- [PROBLEM TO SOLVE]: Can you reproduce, character for character, the records below from their first line through the line containing "memory-total: 32.0 GB [626,106,685,123]", with both of those lines included?

------------------------------

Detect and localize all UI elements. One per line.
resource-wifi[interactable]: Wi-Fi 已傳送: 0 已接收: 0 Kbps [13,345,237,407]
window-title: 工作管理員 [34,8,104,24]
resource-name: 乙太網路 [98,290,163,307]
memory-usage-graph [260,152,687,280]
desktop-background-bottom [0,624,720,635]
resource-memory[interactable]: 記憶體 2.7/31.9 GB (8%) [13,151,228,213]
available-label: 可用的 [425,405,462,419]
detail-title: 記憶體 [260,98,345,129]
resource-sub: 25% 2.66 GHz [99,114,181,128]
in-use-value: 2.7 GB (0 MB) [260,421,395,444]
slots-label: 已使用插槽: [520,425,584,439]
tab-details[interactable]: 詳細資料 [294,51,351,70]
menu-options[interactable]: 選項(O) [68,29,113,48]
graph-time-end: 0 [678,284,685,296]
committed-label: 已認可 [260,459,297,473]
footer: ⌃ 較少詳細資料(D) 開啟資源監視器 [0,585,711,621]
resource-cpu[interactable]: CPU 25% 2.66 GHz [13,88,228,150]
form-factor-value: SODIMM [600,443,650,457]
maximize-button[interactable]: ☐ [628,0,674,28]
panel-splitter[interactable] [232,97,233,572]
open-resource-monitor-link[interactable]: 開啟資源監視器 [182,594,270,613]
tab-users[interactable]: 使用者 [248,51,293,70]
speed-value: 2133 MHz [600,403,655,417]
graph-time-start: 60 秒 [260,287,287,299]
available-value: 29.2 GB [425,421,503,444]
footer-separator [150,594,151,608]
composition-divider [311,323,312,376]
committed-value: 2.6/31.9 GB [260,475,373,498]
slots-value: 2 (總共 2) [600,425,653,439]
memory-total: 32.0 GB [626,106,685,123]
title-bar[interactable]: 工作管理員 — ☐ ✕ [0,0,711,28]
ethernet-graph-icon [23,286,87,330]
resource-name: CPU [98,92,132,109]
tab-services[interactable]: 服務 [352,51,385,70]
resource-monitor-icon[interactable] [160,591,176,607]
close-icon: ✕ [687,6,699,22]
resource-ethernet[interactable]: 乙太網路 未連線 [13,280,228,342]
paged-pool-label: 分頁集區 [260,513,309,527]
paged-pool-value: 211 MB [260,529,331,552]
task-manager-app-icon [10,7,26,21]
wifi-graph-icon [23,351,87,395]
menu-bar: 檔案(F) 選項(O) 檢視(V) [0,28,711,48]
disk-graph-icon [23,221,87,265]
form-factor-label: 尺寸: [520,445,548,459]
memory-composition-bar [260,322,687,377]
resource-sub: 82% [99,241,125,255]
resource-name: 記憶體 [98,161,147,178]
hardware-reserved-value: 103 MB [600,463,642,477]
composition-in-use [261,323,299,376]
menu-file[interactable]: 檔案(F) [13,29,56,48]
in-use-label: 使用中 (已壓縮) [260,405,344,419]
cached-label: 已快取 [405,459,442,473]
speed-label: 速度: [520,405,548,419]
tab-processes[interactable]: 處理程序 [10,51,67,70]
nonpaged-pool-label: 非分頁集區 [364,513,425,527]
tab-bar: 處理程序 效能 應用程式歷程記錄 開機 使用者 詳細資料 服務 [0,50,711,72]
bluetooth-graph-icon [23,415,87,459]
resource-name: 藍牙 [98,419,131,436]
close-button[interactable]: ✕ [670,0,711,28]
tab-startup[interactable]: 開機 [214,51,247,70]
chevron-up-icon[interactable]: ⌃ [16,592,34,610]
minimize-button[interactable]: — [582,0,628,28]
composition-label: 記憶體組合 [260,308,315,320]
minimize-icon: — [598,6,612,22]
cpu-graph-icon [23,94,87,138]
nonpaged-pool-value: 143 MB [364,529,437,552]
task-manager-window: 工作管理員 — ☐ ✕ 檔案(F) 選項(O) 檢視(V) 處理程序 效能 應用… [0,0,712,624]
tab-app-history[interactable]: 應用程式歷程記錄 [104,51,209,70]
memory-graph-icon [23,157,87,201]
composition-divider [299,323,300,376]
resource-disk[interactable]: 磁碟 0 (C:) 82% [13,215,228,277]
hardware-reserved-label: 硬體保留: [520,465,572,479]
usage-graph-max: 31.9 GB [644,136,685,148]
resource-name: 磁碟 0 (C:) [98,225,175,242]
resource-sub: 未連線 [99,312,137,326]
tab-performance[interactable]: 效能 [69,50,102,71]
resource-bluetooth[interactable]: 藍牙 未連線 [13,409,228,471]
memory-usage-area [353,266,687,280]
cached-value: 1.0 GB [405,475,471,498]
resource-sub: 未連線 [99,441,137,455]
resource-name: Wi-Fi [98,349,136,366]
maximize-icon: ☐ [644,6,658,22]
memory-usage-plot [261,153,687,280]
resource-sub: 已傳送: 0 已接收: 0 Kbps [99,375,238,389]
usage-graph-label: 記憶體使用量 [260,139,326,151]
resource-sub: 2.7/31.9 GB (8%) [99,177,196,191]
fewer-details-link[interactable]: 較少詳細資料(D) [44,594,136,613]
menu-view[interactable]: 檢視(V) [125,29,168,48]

------------------------------

- [RESPONSE TO THE TASK]:
Detect and localize all UI elements. One per line.
resource-wifi[interactable]: Wi-Fi 已傳送: 0 已接收: 0 Kbps [13,345,237,407]
window-title: 工作管理員 [34,8,104,24]
resource-name: 乙太網路 [98,290,163,307]
memory-usage-graph [260,152,687,280]
desktop-background-bottom [0,624,720,635]
resource-memory[interactable]: 記憶體 2.7/31.9 GB (8%) [13,151,228,213]
available-label: 可用的 [425,405,462,419]
detail-title: 記憶體 [260,98,345,129]
resource-sub: 25% 2.66 GHz [99,114,181,128]
in-use-value: 2.7 GB (0 MB) [260,421,395,444]
slots-label: 已使用插槽: [520,425,584,439]
tab-details[interactable]: 詳細資料 [294,51,351,70]
menu-options[interactable]: 選項(O) [68,29,113,48]
graph-time-end: 0 [678,284,685,296]
committed-label: 已認可 [260,459,297,473]
footer: ⌃ 較少詳細資料(D) 開啟資源監視器 [0,585,711,621]
resource-cpu[interactable]: CPU 25% 2.66 GHz [13,88,228,150]
form-factor-value: SODIMM [600,443,650,457]
maximize-button[interactable]: ☐ [628,0,674,28]
panel-splitter[interactable] [232,97,233,572]
open-resource-monitor-link[interactable]: 開啟資源監視器 [182,594,270,613]
tab-users[interactable]: 使用者 [248,51,293,70]
speed-value: 2133 MHz [600,403,655,417]
graph-time-start: 60 秒 [260,287,287,299]
available-value: 29.2 GB [425,421,503,444]
footer-separator [150,594,151,608]
composition-divider [311,323,312,376]
committed-value: 2.6/31.9 GB [260,475,373,498]
slots-value: 2 (總共 2) [600,425,653,439]
memory-total: 32.0 GB [626,106,685,123]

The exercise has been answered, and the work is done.